● WHAT TO WORK ON: Only the lines from the one with "What data populates this chart?" onward are wanted, through the last line of the entries, set down exactly.

● EXCERPTED RECORDS:
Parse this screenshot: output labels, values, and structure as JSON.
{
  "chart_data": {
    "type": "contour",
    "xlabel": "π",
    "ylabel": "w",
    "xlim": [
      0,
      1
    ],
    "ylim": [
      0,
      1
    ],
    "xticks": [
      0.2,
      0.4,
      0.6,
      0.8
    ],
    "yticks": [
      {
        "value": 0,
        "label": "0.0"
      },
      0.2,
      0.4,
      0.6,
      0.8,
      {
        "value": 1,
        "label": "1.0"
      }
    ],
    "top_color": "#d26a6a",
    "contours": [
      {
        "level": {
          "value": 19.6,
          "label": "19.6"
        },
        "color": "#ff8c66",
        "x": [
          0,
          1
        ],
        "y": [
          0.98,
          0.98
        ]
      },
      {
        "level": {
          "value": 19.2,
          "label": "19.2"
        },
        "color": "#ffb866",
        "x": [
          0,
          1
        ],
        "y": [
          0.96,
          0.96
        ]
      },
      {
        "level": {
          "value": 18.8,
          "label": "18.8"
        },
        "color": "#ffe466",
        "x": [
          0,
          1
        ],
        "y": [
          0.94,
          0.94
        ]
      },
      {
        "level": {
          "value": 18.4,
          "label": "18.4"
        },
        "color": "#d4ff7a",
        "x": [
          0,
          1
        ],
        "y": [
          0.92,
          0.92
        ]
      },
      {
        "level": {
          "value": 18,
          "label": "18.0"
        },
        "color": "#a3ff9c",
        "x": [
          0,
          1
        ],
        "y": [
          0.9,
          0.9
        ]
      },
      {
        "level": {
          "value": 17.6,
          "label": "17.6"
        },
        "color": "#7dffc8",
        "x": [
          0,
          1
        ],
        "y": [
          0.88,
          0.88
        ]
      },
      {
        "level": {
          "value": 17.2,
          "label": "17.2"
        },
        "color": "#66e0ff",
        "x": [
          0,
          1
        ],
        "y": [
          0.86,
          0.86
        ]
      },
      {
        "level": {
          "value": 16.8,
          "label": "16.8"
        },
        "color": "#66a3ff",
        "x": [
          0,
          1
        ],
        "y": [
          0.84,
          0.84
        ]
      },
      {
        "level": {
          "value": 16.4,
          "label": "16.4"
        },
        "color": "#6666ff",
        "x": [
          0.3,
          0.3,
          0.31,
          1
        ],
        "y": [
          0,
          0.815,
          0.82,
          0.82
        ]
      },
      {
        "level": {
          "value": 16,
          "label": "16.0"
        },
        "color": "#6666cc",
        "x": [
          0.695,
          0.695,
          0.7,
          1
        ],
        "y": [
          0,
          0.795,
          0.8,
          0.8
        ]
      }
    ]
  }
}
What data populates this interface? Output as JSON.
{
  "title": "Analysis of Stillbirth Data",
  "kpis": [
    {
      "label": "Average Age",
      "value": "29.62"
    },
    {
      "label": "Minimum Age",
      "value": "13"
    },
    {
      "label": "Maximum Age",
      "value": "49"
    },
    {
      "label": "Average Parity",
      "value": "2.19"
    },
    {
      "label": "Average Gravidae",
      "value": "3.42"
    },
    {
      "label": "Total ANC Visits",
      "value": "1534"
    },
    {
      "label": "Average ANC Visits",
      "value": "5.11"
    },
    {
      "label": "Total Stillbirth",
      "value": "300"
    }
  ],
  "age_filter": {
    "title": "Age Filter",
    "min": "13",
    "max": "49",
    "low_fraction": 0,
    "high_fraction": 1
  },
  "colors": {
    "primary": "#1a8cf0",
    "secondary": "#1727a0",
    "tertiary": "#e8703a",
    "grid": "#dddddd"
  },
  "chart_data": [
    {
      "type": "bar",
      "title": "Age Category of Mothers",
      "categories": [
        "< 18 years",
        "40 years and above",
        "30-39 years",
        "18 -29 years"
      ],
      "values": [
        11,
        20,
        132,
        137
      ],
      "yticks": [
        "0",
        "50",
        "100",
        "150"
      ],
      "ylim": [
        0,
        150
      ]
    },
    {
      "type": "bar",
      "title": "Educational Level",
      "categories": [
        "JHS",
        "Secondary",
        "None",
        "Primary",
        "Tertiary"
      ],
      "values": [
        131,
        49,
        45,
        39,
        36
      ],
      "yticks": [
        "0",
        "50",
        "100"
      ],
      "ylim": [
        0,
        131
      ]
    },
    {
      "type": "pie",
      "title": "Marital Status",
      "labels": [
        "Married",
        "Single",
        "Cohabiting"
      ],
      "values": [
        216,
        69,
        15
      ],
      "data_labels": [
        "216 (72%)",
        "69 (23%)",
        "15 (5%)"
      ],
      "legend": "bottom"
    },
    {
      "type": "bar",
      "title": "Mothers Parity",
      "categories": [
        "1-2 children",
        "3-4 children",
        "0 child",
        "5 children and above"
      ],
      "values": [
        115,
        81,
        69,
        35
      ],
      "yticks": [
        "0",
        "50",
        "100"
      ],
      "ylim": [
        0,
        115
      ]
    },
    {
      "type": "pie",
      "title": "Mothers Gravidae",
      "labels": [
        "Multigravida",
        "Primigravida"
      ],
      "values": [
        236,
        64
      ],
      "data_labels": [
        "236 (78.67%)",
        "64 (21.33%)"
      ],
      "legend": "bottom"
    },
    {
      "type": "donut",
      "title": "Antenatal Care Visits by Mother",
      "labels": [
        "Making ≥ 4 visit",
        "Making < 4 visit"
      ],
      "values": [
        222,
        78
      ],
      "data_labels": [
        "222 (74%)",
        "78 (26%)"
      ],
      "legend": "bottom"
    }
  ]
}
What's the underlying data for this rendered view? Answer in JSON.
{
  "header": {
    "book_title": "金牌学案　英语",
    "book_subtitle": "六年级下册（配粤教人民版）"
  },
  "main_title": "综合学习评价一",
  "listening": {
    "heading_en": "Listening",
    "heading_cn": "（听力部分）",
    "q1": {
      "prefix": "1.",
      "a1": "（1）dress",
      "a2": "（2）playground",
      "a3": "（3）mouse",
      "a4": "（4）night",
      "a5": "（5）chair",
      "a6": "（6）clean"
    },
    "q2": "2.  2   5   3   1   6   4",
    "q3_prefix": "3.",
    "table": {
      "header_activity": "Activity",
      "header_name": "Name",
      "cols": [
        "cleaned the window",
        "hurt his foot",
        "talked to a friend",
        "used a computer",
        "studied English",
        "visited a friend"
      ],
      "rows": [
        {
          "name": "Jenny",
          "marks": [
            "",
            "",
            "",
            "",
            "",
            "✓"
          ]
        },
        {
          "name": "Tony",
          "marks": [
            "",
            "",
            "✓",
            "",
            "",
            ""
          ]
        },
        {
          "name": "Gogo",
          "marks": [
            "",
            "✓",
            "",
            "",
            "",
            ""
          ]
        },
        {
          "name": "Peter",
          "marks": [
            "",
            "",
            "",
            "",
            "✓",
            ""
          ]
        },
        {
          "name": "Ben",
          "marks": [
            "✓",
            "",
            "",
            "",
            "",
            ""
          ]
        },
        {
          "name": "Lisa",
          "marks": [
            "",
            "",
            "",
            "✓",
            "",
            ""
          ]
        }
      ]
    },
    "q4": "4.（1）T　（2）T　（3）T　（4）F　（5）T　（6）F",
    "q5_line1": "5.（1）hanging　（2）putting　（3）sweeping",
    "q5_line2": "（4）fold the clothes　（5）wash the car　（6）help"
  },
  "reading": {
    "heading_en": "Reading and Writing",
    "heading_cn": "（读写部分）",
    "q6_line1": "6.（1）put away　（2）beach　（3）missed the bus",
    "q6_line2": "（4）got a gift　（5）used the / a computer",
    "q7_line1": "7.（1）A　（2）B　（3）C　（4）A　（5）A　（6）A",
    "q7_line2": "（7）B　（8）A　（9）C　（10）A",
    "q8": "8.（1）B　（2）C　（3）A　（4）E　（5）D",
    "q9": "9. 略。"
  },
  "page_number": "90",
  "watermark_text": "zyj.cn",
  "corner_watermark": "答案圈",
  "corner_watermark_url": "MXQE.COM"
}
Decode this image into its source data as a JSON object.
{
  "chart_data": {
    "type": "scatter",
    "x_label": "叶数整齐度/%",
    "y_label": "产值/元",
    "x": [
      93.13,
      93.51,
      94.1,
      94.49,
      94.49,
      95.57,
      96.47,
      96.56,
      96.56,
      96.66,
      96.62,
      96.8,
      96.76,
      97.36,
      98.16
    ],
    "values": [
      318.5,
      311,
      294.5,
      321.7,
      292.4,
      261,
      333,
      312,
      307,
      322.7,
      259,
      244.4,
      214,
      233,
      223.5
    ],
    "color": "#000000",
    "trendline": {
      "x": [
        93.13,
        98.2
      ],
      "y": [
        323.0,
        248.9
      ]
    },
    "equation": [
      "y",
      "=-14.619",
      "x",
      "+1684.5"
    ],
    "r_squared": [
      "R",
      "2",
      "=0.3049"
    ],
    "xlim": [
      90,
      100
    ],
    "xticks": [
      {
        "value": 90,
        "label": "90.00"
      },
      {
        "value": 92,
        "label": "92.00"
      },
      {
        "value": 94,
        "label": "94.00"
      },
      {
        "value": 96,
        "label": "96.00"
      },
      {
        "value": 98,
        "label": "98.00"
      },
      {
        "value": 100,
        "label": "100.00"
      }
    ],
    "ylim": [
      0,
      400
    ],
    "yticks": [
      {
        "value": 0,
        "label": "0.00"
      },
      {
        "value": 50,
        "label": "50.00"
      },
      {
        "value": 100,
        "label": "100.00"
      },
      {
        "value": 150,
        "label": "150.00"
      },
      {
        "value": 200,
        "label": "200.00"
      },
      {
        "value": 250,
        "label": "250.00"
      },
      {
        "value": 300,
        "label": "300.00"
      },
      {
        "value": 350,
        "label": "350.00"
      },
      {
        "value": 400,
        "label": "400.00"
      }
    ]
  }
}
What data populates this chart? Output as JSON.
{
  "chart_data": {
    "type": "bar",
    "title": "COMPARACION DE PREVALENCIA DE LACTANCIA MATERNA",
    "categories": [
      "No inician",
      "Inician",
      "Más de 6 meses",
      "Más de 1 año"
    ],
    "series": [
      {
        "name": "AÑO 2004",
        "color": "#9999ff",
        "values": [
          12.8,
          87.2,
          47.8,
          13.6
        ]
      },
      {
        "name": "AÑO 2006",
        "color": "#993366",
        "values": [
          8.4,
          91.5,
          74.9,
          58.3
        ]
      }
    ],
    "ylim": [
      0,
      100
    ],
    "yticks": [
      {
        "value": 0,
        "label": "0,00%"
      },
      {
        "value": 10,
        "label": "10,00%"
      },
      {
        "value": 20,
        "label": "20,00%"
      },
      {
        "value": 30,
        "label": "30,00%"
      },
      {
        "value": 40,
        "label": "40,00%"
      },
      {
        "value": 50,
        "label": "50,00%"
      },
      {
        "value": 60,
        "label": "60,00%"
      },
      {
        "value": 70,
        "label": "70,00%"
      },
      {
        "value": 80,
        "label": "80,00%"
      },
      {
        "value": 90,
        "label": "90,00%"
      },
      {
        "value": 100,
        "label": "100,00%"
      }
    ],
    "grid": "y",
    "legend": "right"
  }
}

● FULL SOLUTION:
What data populates this chart? Output as JSON.
{
  "chart_data": {
    "type": "bar",
    "title": "COMPARACION DE PREVALENCIA DE LACTANCIA MATERNA",
    "categories": [
      "No inician",
      "Inician",
      "Más de 6 meses",
      "Más de 1 año"
    ],
    "series": [
      {
        "name": "AÑO 2004",
        "color": "#9999ff",
        "values": [
          12.8,
          87.2,
          47.8,
          13.6
        ]
      },
      {
        "name": "AÑO 2006",
        "color": "#993366",
        "values": [
          8.4,
          91.5,
          74.9,
          58.3
        ]
      }
    ],
    "ylim": [
      0,
      100
    ],
    "yticks": [
      {
        "value": 0,
        "label": "0,00%"
      },
      {
        "value": 10,
        "label": "10,00%"
      },
      {
        "value": 20,
        "label": "20,00%"
      },
      {
        "value": 30,
        "label": "30,00%"
      },
      {
        "value": 40,
        "label": "40,00%"
      },
      {
        "value": 50,
        "label": "50,00%"
      },
      {
        "value": 60,
        "label": "60,00%"
      },
      {
        "value": 70,
        "label": "70,00%"
      },
      {
        "value": 80,
        "label": "80,00%"
      },
      {
        "value": 90,
        "label": "90,00%"
      },
      {
        "value": 100,
        "label": "100,00%"
      }
    ],
    "grid": "y",
    "legend": "right"
  }
}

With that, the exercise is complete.